◆ Exercise
Quote the entries that follow exactly, leaving none out.

+ + + +

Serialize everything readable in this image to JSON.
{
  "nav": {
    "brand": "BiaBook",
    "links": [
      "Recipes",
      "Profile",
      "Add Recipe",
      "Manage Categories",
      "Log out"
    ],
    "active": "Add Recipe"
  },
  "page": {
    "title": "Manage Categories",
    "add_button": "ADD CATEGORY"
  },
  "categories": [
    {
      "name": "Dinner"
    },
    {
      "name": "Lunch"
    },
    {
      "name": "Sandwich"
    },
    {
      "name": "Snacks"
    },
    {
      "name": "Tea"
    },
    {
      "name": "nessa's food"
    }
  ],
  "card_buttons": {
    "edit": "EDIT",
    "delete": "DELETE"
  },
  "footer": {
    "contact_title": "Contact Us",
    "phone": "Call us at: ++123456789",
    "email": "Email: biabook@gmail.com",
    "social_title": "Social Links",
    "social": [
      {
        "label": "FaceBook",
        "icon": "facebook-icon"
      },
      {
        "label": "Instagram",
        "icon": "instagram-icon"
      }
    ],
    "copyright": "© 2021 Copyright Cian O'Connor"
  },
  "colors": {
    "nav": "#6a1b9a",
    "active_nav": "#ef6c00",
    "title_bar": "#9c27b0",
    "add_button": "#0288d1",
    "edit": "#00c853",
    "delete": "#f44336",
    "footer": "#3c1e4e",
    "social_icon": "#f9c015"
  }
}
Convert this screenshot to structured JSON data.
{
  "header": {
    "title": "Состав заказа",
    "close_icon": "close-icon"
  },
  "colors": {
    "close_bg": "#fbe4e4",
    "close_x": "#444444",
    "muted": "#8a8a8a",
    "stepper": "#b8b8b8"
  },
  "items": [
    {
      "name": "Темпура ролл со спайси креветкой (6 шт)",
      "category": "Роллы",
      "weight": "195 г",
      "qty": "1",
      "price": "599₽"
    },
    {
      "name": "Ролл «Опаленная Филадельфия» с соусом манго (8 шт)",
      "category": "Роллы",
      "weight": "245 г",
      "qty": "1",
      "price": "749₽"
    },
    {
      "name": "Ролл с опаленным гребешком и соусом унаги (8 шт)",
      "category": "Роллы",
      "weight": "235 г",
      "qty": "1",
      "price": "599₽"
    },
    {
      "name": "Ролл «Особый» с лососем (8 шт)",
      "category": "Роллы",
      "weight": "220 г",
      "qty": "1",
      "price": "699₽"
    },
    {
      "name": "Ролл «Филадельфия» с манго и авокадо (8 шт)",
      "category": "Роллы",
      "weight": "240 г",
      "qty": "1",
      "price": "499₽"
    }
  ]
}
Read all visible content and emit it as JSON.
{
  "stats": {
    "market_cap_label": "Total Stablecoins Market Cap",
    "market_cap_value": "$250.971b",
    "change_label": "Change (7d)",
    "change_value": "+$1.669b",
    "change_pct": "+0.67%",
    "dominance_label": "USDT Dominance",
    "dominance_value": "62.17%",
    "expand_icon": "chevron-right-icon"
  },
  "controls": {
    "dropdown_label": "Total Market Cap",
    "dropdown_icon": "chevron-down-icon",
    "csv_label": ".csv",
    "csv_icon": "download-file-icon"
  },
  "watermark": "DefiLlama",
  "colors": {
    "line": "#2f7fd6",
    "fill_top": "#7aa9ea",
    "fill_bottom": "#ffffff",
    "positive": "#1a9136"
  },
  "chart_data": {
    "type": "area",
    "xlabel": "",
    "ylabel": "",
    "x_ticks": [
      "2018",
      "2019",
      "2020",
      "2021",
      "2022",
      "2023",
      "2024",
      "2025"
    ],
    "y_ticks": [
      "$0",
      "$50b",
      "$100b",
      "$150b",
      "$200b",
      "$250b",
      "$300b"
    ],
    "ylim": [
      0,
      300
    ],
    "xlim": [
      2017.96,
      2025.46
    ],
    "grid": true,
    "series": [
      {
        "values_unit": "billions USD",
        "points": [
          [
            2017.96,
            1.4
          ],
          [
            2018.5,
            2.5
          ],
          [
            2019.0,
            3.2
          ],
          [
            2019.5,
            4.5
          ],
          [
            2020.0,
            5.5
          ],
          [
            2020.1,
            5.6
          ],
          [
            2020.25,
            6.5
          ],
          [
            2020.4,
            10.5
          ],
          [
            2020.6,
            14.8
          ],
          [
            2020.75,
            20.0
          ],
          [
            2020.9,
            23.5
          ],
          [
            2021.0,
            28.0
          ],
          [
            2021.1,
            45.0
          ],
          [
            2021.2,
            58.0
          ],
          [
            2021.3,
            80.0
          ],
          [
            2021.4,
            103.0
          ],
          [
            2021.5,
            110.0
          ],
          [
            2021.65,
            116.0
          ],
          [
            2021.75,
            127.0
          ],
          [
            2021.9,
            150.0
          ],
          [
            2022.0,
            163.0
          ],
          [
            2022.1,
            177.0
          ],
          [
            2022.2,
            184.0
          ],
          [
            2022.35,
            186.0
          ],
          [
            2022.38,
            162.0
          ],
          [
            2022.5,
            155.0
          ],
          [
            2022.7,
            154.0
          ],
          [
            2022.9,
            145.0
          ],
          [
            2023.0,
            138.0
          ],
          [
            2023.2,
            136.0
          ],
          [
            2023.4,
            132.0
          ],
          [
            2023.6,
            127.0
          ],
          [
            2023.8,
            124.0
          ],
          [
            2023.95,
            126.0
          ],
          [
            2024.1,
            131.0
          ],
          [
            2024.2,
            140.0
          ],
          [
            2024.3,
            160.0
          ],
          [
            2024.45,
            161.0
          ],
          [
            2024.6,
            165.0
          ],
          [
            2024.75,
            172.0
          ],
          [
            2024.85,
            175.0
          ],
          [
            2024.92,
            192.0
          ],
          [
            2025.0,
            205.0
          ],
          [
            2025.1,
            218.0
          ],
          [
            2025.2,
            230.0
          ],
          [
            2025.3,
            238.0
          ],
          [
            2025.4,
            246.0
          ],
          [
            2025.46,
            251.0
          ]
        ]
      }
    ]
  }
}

+ + + +

◆ Expected output
Serialize everything readable in this image to JSON.
{
  "nav": {
    "brand": "BiaBook",
    "links": [
      "Recipes",
      "Profile",
      "Add Recipe",
      "Manage Categories",
      "Log out"
    ],
    "active": "Add Recipe"
  },
  "page": {
    "title": "Manage Categories",
    "add_button": "ADD CATEGORY"
  },
  "categories": [
    {
      "name": "Dinner"
    },
    {
      "name": "Lunch"
    },
    {
      "name": "Sandwich"
    },
    {
      "name": "Snacks"
    },
    {
      "name": "Tea"
    },
    {
      "name": "nessa's food"
    }
  ],
  "card_buttons": {
    "edit": "EDIT",
    "delete": "DELETE"
  },
  "footer": {
    "contact_title": "Contact Us",
    "phone": "Call us at: ++123456789",
    "email": "Email: biabook@gmail.com",
    "social_title": "Social Links",
    "social": [
      {
        "label": "FaceBook",
        "icon": "facebook-icon"
      },
      {
        "label": "Instagram",
        "icon": "instagram-icon"
      }
    ],
    "copyright": "© 2021 Copyright Cian O'Connor"
  },
  "colors": {
    "nav": "#6a1b9a",
    "active_nav": "#ef6c00",
    "title_bar": "#9c27b0",
    "add_button": "#0288d1",
    "edit": "#00c853",
    "delete": "#f44336",
    "footer": "#3c1e4e",
    "social_icon": "#f9c015"
  }
}
Convert this screenshot to structured JSON data.
{
  "header": {
    "title": "Состав заказа",
    "close_icon": "close-icon"
  },
  "colors": {
    "close_bg": "#fbe4e4",
    "close_x": "#444444",
    "muted": "#8a8a8a",
    "stepper": "#b8b8b8"
  },
  "items": [
    {
      "name": "Темпура ролл со спайси креветкой (6 шт)",
      "category": "Роллы",
      "weight": "195 г",
      "qty": "1",
      "price": "599₽"
    },
    {
      "name": "Ролл «Опаленная Филадельфия» с соусом манго (8 шт)",
      "category": "Роллы",
      "weight": "245 г",
      "qty": "1",
      "price": "749₽"
    },
    {
      "name": "Ролл с опаленным гребешком и соусом унаги (8 шт)",
      "category": "Роллы",
      "weight": "235 г",
      "qty": "1",
      "price": "599₽"
    },
    {
      "name": "Ролл «Особый» с лососем (8 шт)",
      "category": "Роллы",
      "weight": "220 г",
      "qty": "1",
      "price": "699₽"
    },
    {
      "name": "Ролл «Филадельфия» с манго и авокадо (8 шт)",
      "category": "Роллы",
      "weight": "240 г",
      "qty": "1",
      "price": "499₽"
    }
  ]
}
Read all visible content and emit it as JSON.
{
  "stats": {
    "market_cap_label": "Total Stablecoins Market Cap",
    "market_cap_value": "$250.971b",
    "change_label": "Change (7d)",
    "change_value": "+$1.669b",
    "change_pct": "+0.67%",
    "dominance_label": "USDT Dominance",
    "dominance_value": "62.17%",
    "expand_icon": "chevron-right-icon"
  },
  "controls": {
    "dropdown_label": "Total Market Cap",
    "dropdown_icon": "chevron-down-icon",
    "csv_label": ".csv",
    "csv_icon": "download-file-icon"
  },
  "watermark": "DefiLlama",
  "colors": {
    "line": "#2f7fd6",
    "fill_top": "#7aa9ea",
    "fill_bottom": "#ffffff",
    "positive": "#1a9136"
  },
  "chart_data": {
    "type": "area",
    "xlabel": "",
    "ylabel": "",
    "x_ticks": [
      "2018",
      "2019",
      "2020",
      "2021",
      "2022",
      "2023",
      "2024",
      "2025"
    ],
    "y_ticks": [
      "$0",
      "$50b",
      "$100b",
      "$150b",
      "$200b",
      "$250b",
      "$300b"
    ],
    "ylim": [
      0,
      300
    ],
    "xlim": [
      2017.96,
      2025.46
    ],
    "grid": true,
    "series": [
      {
        "values_unit": "billions USD",
        "points": [
          [
            2017.96,
            1.4
          ],
          [
            2018.5,
            2.5
          ],
          [
            2019.0,
            3.2
          ],
          [
            2019.5,
            4.5
          ],
          [
            2020.0,
            5.5
          ],
          [
            2020.1,
            5.6
          ],
          [
            2020.25,
            6.5
          ],
          [
            2020.4,
            10.5
          ],
          [
            2020.6,
            14.8
          ],
          [
            2020.75,
            20.0
          ],
          [
            2020.9,
            23.5
          ],
          [
            2021.0,
            28.0
          ],
          [
            2021.1,
            45.0
          ],
          [
            2021.2,
            58.0
          ],
          [
            2021.3,
            80.0
          ],
          [
            2021.4,
            103.0
          ],
          [
            2021.5,
            110.0
          ],
          [
            2021.65,
            116.0
          ],
          [
            2021.75,
            127.0
          ],
          [
            2021.9,
            150.0
          ],
          [
            2022.0,
            163.0
          ],
          [
            2022.1,
            177.0
          ],
          [
            2022.2,
            184.0
          ],
          [
            2022.35,
            186.0
          ],
          [
            2022.38,
            162.0
          ],
          [
            2022.5,
            155.0
          ],
          [
            2022.7,
            154.0
          ],
          [
            2022.9,
            145.0
          ],
          [
            2023.0,
            138.0
          ],
          [
            2023.2,
            136.0
          ],
          [
            2023.4,
            132.0
          ],
          [
            2023.6,
            127.0
          ],
          [
            2023.8,
            124.0
          ],
          [
            2023.95,
            126.0
          ],
          [
            2024.1,
            131.0
          ],
          [
            2024.2,
            140.0
          ],
          [
            2024.3,
            160.0
          ],
          [
            2024.45,
            161.0
          ],
          [
            2024.6,
            165.0
          ],
          [
            2024.75,
            172.0
          ],
          [
            2024.85,
            175.0
          ],
          [
            2024.92,
            192.0
          ],
          [
            2025.0,
            205.0
          ],
          [
            2025.1,
            218.0
          ],
          [
            2025.2,
            230.0
          ],
          [
            2025.3,
            238.0
          ],
          [
            2025.4,
            246.0
          ],
          [
            2025.46,
            251.0
          ]
        ]
      }
    ]
  }
}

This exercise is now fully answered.